#### Supplied records ####

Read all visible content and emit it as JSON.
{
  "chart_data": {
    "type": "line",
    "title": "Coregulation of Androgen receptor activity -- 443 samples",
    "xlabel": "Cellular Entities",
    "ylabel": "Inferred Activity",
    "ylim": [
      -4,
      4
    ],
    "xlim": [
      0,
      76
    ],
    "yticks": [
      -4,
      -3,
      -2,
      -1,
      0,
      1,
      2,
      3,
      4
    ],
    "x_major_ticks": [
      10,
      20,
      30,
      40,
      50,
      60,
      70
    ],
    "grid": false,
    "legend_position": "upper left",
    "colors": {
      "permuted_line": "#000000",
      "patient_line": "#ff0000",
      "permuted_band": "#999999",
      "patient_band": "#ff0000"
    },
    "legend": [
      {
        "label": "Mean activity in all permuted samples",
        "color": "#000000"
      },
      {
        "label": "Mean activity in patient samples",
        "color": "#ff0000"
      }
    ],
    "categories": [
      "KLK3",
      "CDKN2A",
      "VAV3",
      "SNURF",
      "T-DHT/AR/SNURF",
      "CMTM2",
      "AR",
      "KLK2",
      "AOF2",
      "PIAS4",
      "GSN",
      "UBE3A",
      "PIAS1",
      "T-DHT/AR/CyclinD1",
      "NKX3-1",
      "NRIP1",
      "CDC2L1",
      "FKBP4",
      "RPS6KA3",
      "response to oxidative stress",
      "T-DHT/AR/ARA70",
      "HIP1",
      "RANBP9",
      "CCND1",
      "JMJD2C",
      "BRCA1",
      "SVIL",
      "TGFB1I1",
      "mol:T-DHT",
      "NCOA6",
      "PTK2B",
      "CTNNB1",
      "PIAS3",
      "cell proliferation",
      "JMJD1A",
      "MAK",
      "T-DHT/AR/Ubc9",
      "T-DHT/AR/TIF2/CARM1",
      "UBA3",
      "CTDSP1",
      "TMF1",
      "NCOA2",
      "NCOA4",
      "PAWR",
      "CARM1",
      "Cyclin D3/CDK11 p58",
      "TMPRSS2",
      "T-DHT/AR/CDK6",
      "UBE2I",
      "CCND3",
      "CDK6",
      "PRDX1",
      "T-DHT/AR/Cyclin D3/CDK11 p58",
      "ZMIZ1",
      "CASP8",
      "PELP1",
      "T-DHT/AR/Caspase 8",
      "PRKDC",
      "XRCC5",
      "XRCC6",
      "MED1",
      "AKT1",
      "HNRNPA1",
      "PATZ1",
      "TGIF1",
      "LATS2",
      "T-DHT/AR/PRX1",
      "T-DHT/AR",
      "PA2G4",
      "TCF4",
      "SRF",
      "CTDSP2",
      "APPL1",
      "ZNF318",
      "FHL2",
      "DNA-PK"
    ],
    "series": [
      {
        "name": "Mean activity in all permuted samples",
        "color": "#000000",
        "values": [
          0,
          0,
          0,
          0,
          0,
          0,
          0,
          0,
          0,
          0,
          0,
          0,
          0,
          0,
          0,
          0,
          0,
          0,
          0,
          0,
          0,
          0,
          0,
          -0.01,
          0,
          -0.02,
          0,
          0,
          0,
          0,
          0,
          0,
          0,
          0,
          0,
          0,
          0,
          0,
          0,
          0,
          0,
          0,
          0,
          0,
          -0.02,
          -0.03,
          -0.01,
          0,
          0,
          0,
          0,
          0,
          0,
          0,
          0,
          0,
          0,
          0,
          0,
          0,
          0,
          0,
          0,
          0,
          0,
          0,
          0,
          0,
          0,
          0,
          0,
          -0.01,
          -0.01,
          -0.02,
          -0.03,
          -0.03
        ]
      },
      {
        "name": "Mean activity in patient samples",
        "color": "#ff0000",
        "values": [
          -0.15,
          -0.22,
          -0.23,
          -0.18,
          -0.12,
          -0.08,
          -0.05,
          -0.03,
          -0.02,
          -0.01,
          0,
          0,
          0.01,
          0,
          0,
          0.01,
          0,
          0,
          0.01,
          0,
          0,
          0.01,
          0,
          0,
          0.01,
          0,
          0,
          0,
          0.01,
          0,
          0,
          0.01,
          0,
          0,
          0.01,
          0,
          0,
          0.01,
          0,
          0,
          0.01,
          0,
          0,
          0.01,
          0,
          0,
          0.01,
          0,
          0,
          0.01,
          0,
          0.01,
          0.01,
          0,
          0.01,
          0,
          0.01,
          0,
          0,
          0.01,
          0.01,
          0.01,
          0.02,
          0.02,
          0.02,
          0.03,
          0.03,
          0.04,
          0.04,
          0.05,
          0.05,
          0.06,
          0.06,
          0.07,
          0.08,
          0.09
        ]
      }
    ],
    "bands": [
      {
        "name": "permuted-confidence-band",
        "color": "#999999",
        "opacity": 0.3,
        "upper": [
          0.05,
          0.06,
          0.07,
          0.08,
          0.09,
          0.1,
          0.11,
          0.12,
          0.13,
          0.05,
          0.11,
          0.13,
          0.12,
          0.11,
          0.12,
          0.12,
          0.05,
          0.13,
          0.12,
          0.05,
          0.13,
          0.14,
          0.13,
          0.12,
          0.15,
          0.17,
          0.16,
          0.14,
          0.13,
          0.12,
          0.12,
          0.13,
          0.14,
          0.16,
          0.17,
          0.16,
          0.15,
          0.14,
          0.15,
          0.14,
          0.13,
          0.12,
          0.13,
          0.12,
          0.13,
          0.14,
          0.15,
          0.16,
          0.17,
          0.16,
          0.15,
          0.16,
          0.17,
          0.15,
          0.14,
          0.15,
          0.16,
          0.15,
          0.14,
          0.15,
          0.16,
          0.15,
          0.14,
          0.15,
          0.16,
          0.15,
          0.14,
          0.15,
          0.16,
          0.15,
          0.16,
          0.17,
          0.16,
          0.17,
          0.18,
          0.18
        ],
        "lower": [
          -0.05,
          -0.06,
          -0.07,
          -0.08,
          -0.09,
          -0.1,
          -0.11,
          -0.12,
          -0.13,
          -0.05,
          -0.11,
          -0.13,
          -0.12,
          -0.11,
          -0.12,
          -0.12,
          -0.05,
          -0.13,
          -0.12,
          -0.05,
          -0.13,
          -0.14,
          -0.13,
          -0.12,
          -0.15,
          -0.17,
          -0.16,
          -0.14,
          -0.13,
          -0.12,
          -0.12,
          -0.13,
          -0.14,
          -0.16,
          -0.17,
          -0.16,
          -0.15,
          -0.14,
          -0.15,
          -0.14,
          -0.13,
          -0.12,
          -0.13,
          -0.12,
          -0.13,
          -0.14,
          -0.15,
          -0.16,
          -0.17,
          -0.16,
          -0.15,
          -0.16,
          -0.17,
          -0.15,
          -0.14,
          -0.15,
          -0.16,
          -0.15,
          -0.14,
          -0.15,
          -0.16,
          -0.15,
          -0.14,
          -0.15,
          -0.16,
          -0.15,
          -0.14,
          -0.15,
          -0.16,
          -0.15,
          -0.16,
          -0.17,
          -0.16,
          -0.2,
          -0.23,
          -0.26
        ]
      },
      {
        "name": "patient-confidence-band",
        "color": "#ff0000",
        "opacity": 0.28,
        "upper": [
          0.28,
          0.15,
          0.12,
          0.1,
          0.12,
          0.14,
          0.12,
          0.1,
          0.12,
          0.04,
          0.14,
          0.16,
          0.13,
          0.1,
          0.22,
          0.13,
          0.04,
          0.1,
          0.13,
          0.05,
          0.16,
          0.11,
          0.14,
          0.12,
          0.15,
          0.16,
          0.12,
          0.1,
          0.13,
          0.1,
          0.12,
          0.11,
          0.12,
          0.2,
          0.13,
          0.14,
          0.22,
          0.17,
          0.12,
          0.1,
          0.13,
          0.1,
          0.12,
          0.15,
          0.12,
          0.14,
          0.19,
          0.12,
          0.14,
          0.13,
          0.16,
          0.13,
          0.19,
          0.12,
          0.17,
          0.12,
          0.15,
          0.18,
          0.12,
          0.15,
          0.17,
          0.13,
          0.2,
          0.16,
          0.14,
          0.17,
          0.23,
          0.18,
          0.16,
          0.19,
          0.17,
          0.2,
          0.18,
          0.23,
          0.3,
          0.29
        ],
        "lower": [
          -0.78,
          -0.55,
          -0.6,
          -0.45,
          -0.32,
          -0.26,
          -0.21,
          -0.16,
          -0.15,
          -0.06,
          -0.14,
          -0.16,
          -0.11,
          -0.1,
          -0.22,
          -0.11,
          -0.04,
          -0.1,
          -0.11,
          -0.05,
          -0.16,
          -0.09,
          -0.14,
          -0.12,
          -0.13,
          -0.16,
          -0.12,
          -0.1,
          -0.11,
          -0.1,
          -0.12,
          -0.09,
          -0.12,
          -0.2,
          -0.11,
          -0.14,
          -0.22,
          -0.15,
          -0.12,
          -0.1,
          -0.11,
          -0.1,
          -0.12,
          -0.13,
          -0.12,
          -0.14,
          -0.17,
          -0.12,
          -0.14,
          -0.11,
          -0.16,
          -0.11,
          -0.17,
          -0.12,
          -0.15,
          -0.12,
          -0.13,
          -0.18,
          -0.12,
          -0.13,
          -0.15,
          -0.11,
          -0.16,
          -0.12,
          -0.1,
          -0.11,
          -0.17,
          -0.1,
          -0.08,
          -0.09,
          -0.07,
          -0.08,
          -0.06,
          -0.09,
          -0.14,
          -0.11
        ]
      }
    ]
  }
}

####

Exercise: Across the entries, how many lines hold the word "confidence"? Say only the number.

Solution: 2